** Begin **
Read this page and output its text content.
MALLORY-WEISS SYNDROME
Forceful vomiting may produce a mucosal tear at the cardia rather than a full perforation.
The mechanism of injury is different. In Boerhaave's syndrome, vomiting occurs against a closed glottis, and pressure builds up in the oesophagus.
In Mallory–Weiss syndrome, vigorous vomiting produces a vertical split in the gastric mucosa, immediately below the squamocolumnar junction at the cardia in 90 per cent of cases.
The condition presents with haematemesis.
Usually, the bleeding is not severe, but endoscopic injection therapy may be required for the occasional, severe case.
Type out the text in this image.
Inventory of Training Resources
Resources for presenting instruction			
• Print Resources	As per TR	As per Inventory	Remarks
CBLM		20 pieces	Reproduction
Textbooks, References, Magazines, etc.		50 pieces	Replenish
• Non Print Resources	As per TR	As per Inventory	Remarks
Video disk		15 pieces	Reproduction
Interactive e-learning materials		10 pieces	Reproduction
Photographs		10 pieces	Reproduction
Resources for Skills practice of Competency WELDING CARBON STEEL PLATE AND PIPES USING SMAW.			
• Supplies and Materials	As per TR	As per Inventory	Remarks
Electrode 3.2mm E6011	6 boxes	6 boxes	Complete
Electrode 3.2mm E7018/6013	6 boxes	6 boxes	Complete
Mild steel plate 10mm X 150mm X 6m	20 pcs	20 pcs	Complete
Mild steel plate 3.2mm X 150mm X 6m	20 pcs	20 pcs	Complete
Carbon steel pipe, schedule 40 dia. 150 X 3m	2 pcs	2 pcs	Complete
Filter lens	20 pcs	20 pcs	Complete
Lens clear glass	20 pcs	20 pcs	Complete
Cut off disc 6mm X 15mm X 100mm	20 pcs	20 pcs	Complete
** End **
**What is required**
Print the line containing "Type out the text in this image." and every line after it to the end of the records above, exactly as written, and nothing else.

**Answer for the task**
Type out the text in this image.
Inventory of Training Resources
Resources for presenting instruction			
• Print Resources	As per TR	As per Inventory	Remarks
CBLM		20 pieces	Reproduction
Textbooks, References, Magazines, etc.		50 pieces	Replenish
• Non Print Resources	As per TR	As per Inventory	Remarks
Video disk		15 pieces	Reproduction
Interactive e-learning materials		10 pieces	Reproduction
Photographs		10 pieces	Reproduction
Resources for Skills practice of Competency WELDING CARBON STEEL PLATE AND PIPES USING SMAW.			
• Supplies and Materials	As per TR	As per Inventory	Remarks
Electrode 3.2mm E6011	6 boxes	6 boxes	Complete
Electrode 3.2mm E7018/6013	6 boxes	6 boxes	Complete
Mild steel plate 10mm X 150mm X 6m	20 pcs	20 pcs	Complete
Mild steel plate 3.2mm X 150mm X 6m	20 pcs	20 pcs	Complete
Carbon steel pipe, schedule 40 dia. 150 X 3m	2 pcs	2 pcs	Complete
Filter lens	20 pcs	20 pcs	Complete
Lens clear glass	20 pcs	20 pcs	Complete
Cut off disc 6mm X 15mm X 100mm	20 pcs	20 pcs	Complete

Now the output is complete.